[EXERCISE AIM]:
Output the data word for word, dropping every image.

(Dataset items)
········
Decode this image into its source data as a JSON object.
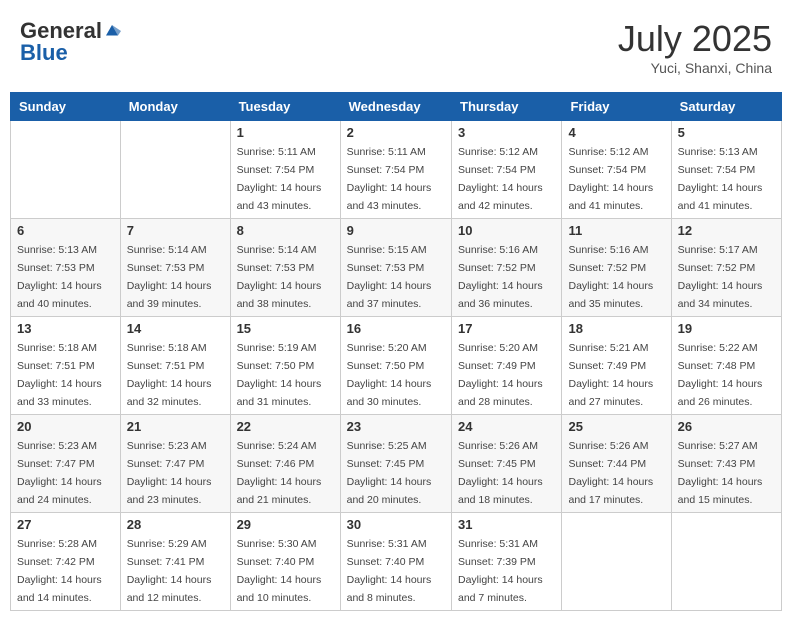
{
  "logo": {
    "general": "General",
    "blue": "Blue"
  },
  "title": {
    "month": "July 2025",
    "location": "Yuci, Shanxi, China"
  },
  "weekdays": [
    "Sunday",
    "Monday",
    "Tuesday",
    "Wednesday",
    "Thursday",
    "Friday",
    "Saturday"
  ],
  "weeks": [
    [
      {
        "day": "",
        "sunrise": "",
        "sunset": "",
        "daylight": ""
      },
      {
        "day": "",
        "sunrise": "",
        "sunset": "",
        "daylight": ""
      },
      {
        "day": "1",
        "sunrise": "Sunrise: 5:11 AM",
        "sunset": "Sunset: 7:54 PM",
        "daylight": "Daylight: 14 hours and 43 minutes."
      },
      {
        "day": "2",
        "sunrise": "Sunrise: 5:11 AM",
        "sunset": "Sunset: 7:54 PM",
        "daylight": "Daylight: 14 hours and 43 minutes."
      },
      {
        "day": "3",
        "sunrise": "Sunrise: 5:12 AM",
        "sunset": "Sunset: 7:54 PM",
        "daylight": "Daylight: 14 hours and 42 minutes."
      },
      {
        "day": "4",
        "sunrise": "Sunrise: 5:12 AM",
        "sunset": "Sunset: 7:54 PM",
        "daylight": "Daylight: 14 hours and 41 minutes."
      },
      {
        "day": "5",
        "sunrise": "Sunrise: 5:13 AM",
        "sunset": "Sunset: 7:54 PM",
        "daylight": "Daylight: 14 hours and 41 minutes."
      }
    ],
    [
      {
        "day": "6",
        "sunrise": "Sunrise: 5:13 AM",
        "sunset": "Sunset: 7:53 PM",
        "daylight": "Daylight: 14 hours and 40 minutes."
      },
      {
        "day": "7",
        "sunrise": "Sunrise: 5:14 AM",
        "sunset": "Sunset: 7:53 PM",
        "daylight": "Daylight: 14 hours and 39 minutes."
      },
      {
        "day": "8",
        "sunrise": "Sunrise: 5:14 AM",
        "sunset": "Sunset: 7:53 PM",
        "daylight": "Daylight: 14 hours and 38 minutes."
      },
      {
        "day": "9",
        "sunrise": "Sunrise: 5:15 AM",
        "sunset": "Sunset: 7:53 PM",
        "daylight": "Daylight: 14 hours and 37 minutes."
      },
      {
        "day": "10",
        "sunrise": "Sunrise: 5:16 AM",
        "sunset": "Sunset: 7:52 PM",
        "daylight": "Daylight: 14 hours and 36 minutes."
      },
      {
        "day": "11",
        "sunrise": "Sunrise: 5:16 AM",
        "sunset": "Sunset: 7:52 PM",
        "daylight": "Daylight: 14 hours and 35 minutes."
      },
      {
        "day": "12",
        "sunrise": "Sunrise: 5:17 AM",
        "sunset": "Sunset: 7:52 PM",
        "daylight": "Daylight: 14 hours and 34 minutes."
      }
    ],
    [
      {
        "day": "13",
        "sunrise": "Sunrise: 5:18 AM",
        "sunset": "Sunset: 7:51 PM",
        "daylight": "Daylight: 14 hours and 33 minutes."
      },
      {
        "day": "14",
        "sunrise": "Sunrise: 5:18 AM",
        "sunset": "Sunset: 7:51 PM",
        "daylight": "Daylight: 14 hours and 32 minutes."
      },
      {
        "day": "15",
        "sunrise": "Sunrise: 5:19 AM",
        "sunset": "Sunset: 7:50 PM",
        "daylight": "Daylight: 14 hours and 31 minutes."
      },
      {
        "day": "16",
        "sunrise": "Sunrise: 5:20 AM",
        "sunset": "Sunset: 7:50 PM",
        "daylight": "Daylight: 14 hours and 30 minutes."
      },
      {
        "day": "17",
        "sunrise": "Sunrise: 5:20 AM",
        "sunset": "Sunset: 7:49 PM",
        "daylight": "Daylight: 14 hours and 28 minutes."
      },
      {
        "day": "18",
        "sunrise": "Sunrise: 5:21 AM",
        "sunset": "Sunset: 7:49 PM",
        "daylight": "Daylight: 14 hours and 27 minutes."
      },
      {
        "day": "19",
        "sunrise": "Sunrise: 5:22 AM",
        "sunset": "Sunset: 7:48 PM",
        "daylight": "Daylight: 14 hours and 26 minutes."
      }
    ],
    [
      {
        "day": "20",
        "sunrise": "Sunrise: 5:23 AM",
        "sunset": "Sunset: 7:47 PM",
        "daylight": "Daylight: 14 hours and 24 minutes."
      },
      {
        "day": "21",
        "sunrise": "Sunrise: 5:23 AM",
        "sunset": "Sunset: 7:47 PM",
        "daylight": "Daylight: 14 hours and 23 minutes."
      },
      {
        "day": "22",
        "sunrise": "Sunrise: 5:24 AM",
        "sunset": "Sunset: 7:46 PM",
        "daylight": "Daylight: 14 hours and 21 minutes."
      },
      {
        "day": "23",
        "sunrise": "Sunrise: 5:25 AM",
        "sunset": "Sunset: 7:45 PM",
        "daylight": "Daylight: 14 hours and 20 minutes."
      },
      {
        "day": "24",
        "sunrise": "Sunrise: 5:26 AM",
        "sunset": "Sunset: 7:45 PM",
        "daylight": "Daylight: 14 hours and 18 minutes."
      },
      {
        "day": "25",
        "sunrise": "Sunrise: 5:26 AM",
        "sunset": "Sunset: 7:44 PM",
        "daylight": "Daylight: 14 hours and 17 minutes."
      },
      {
        "day": "26",
        "sunrise": "Sunrise: 5:27 AM",
        "sunset": "Sunset: 7:43 PM",
        "daylight": "Daylight: 14 hours and 15 minutes."
      }
    ],
    [
      {
        "day": "27",
        "sunrise": "Sunrise: 5:28 AM",
        "sunset": "Sunset: 7:42 PM",
        "daylight": "Daylight: 14 hours and 14 minutes."
      },
      {
        "day": "28",
        "sunrise": "Sunrise: 5:29 AM",
        "sunset": "Sunset: 7:41 PM",
        "daylight": "Daylight: 14 hours and 12 minutes."
      },
      {
        "day": "29",
        "sunrise": "Sunrise: 5:30 AM",
        "sunset": "Sunset: 7:40 PM",
        "daylight": "Daylight: 14 hours and 10 minutes."
      },
      {
        "day": "30",
        "sunrise": "Sunrise: 5:31 AM",
        "sunset": "Sunset: 7:40 PM",
        "daylight": "Daylight: 14 hours and 8 minutes."
      },
      {
        "day": "31",
        "sunrise": "Sunrise: 5:31 AM",
        "sunset": "Sunset: 7:39 PM",
        "daylight": "Daylight: 14 hours and 7 minutes."
      },
      {
        "day": "",
        "sunrise": "",
        "sunset": "",
        "daylight": ""
      },
      {
        "day": "",
        "sunrise": "",
        "sunset": "",
        "daylight": ""
      }
    ]
  ]
}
········
[FULL OUTPUT]:
Decode this image into its source data as a JSON object.
{
  "logo": {
    "general": "General",
    "blue": "Blue"
  },
  "title": {
    "month": "July 2025",
    "location": "Yuci, Shanxi, China"
  },
  "weekdays": [
    "Sunday",
    "Monday",
    "Tuesday",
    "Wednesday",
    "Thursday",
    "Friday",
    "Saturday"
  ],
  "weeks": [
    [
      {
        "day": "",
        "sunrise": "",
        "sunset": "",
        "daylight": ""
      },
      {
        "day": "",
        "sunrise": "",
        "sunset": "",
        "daylight": ""
      },
      {
        "day": "1",
        "sunrise": "Sunrise: 5:11 AM",
        "sunset": "Sunset: 7:54 PM",
        "daylight": "Daylight: 14 hours and 43 minutes."
      },
      {
        "day": "2",
        "sunrise": "Sunrise: 5:11 AM",
        "sunset": "Sunset: 7:54 PM",
        "daylight": "Daylight: 14 hours and 43 minutes."
      },
      {
        "day": "3",
        "sunrise": "Sunrise: 5:12 AM",
        "sunset": "Sunset: 7:54 PM",
        "daylight": "Daylight: 14 hours and 42 minutes."
      },
      {
        "day": "4",
        "sunrise": "Sunrise: 5:12 AM",
        "sunset": "Sunset: 7:54 PM",
        "daylight": "Daylight: 14 hours and 41 minutes."
      },
      {
        "day": "5",
        "sunrise": "Sunrise: 5:13 AM",
        "sunset": "Sunset: 7:54 PM",
        "daylight": "Daylight: 14 hours and 41 minutes."
      }
    ],
    [
      {
        "day": "6",
        "sunrise": "Sunrise: 5:13 AM",
        "sunset": "Sunset: 7:53 PM",
        "daylight": "Daylight: 14 hours and 40 minutes."
      },
      {
        "day": "7",
        "sunrise": "Sunrise: 5:14 AM",
        "sunset": "Sunset: 7:53 PM",
        "daylight": "Daylight: 14 hours and 39 minutes."
      },
      {
        "day": "8",
        "sunrise": "Sunrise: 5:14 AM",
        "sunset": "Sunset: 7:53 PM",
        "daylight": "Daylight: 14 hours and 38 minutes."
      },
      {
        "day": "9",
        "sunrise": "Sunrise: 5:15 AM",
        "sunset": "Sunset: 7:53 PM",
        "daylight": "Daylight: 14 hours and 37 minutes."
      },
      {
        "day": "10",
        "sunrise": "Sunrise: 5:16 AM",
        "sunset": "Sunset: 7:52 PM",
        "daylight": "Daylight: 14 hours and 36 minutes."
      },
      {
        "day": "11",
        "sunrise": "Sunrise: 5:16 AM",
        "sunset": "Sunset: 7:52 PM",
        "daylight": "Daylight: 14 hours and 35 minutes."
      },
      {
        "day": "12",
        "sunrise": "Sunrise: 5:17 AM",
        "sunset": "Sunset: 7:52 PM",
        "daylight": "Daylight: 14 hours and 34 minutes."
      }
    ],
    [
      {
        "day": "13",
        "sunrise": "Sunrise: 5:18 AM",
        "sunset": "Sunset: 7:51 PM",
        "daylight": "Daylight: 14 hours and 33 minutes."
      },
      {
        "day": "14",
        "sunrise": "Sunrise: 5:18 AM",
        "sunset": "Sunset: 7:51 PM",
        "daylight": "Daylight: 14 hours and 32 minutes."
      },
      {
        "day": "15",
        "sunrise": "Sunrise: 5:19 AM",
        "sunset": "Sunset: 7:50 PM",
        "daylight": "Daylight: 14 hours and 31 minutes."
      },
      {
        "day": "16",
        "sunrise": "Sunrise: 5:20 AM",
        "sunset": "Sunset: 7:50 PM",
        "daylight": "Daylight: 14 hours and 30 minutes."
      },
      {
        "day": "17",
        "sunrise": "Sunrise: 5:20 AM",
        "sunset": "Sunset: 7:49 PM",
        "daylight": "Daylight: 14 hours and 28 minutes."
      },
      {
        "day": "18",
        "sunrise": "Sunrise: 5:21 AM",
        "sunset": "Sunset: 7:49 PM",
        "daylight": "Daylight: 14 hours and 27 minutes."
      },
      {
        "day": "19",
        "sunrise": "Sunrise: 5:22 AM",
        "sunset": "Sunset: 7:48 PM",
        "daylight": "Daylight: 14 hours and 26 minutes."
      }
    ],
    [
      {
        "day": "20",
        "sunrise": "Sunrise: 5:23 AM",
        "sunset": "Sunset: 7:47 PM",
        "daylight": "Daylight: 14 hours and 24 minutes."
      },
      {
        "day": "21",
        "sunrise": "Sunrise: 5:23 AM",
        "sunset": "Sunset: 7:47 PM",
        "daylight": "Daylight: 14 hours and 23 minutes."
      },
      {
        "day": "22",
        "sunrise": "Sunrise: 5:24 AM",
        "sunset": "Sunset: 7:46 PM",
        "daylight": "Daylight: 14 hours and 21 minutes."
      },
      {
        "day": "23",
        "sunrise": "Sunrise: 5:25 AM",
        "sunset": "Sunset: 7:45 PM",
        "daylight": "Daylight: 14 hours and 20 minutes."
      },
      {
        "day": "24",
        "sunrise": "Sunrise: 5:26 AM",
        "sunset": "Sunset: 7:45 PM",
        "daylight": "Daylight: 14 hours and 18 minutes."
      },
      {
        "day": "25",
        "sunrise": "Sunrise: 5:26 AM",
        "sunset": "Sunset: 7:44 PM",
        "daylight": "Daylight: 14 hours and 17 minutes."
      },
      {
        "day": "26",
        "sunrise": "Sunrise: 5:27 AM",
        "sunset": "Sunset: 7:43 PM",
        "daylight": "Daylight: 14 hours and 15 minutes."
      }
    ],
    [
      {
        "day": "27",
        "sunrise": "Sunrise: 5:28 AM",
        "sunset": "Sunset: 7:42 PM",
        "daylight": "Daylight: 14 hours and 14 minutes."
      },
      {
        "day": "28",
        "sunrise": "Sunrise: 5:29 AM",
        "sunset": "Sunset: 7:41 PM",
        "daylight": "Daylight: 14 hours and 12 minutes."
      },
      {
        "day": "29",
        "sunrise": "Sunrise: 5:30 AM",
        "sunset": "Sunset: 7:40 PM",
        "daylight": "Daylight: 14 hours and 10 minutes."
      },
      {
        "day": "30",
        "sunrise": "Sunrise: 5:31 AM",
        "sunset": "Sunset: 7:40 PM",
        "daylight": "Daylight: 14 hours and 8 minutes."
      },
      {
        "day": "31",
        "sunrise": "Sunrise: 5:31 AM",
        "sunset": "Sunset: 7:39 PM",
        "daylight": "Daylight: 14 hours and 7 minutes."
      },
      {
        "day": "",
        "sunrise": "",
        "sunset": "",
        "daylight": ""
      },
      {
        "day": "",
        "sunrise": "",
        "sunset": "",
        "daylight": ""
      }
    ]
  ]
}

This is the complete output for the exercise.